▶ What to produce: Search the material below for the word "leeftijd" and copy every line in which it occurs.

▶ Provided records:
# # # # # # #

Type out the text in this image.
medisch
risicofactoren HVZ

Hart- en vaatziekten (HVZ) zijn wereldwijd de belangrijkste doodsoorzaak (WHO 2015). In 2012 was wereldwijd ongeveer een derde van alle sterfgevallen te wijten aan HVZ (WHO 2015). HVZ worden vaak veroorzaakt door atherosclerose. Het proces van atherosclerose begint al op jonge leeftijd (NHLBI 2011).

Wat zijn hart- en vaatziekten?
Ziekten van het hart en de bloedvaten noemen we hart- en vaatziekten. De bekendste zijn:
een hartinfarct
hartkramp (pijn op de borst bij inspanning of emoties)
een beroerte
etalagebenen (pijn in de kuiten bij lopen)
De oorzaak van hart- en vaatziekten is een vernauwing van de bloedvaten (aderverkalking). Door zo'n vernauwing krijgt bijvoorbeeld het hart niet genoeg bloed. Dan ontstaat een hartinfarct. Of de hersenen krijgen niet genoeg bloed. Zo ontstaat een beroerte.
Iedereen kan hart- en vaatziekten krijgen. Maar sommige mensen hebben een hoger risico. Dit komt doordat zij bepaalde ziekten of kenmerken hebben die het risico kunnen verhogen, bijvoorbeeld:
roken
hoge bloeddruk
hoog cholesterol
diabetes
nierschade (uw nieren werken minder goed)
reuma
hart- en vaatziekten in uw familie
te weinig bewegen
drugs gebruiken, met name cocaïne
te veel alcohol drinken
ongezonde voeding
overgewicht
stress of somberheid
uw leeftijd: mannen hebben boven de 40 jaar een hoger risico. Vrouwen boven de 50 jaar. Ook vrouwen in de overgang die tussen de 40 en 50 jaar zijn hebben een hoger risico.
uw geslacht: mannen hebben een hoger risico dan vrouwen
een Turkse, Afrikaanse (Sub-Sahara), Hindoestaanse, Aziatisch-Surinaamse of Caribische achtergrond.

# # # # # # #

▶ The output:
Hart- en vaatziekten (HVZ) zijn wereldwijd de belangrijkste doodsoorzaak (WHO 2015). In 2012 was wereldwijd ongeveer een derde van alle sterfgevallen te wijten aan HVZ (WHO 2015). HVZ worden vaak veroorzaakt door atherosclerose. Het proces van atherosclerose begint al op jonge leeftijd (NHLBI 2011).
uw leeftijd: mannen hebben boven de 40 jaar een hoger risico. Vrouwen boven de 50 jaar. Ook vrouwen in de overgang die tussen de 40 en 50 jaar zijn hebben een hoger risico.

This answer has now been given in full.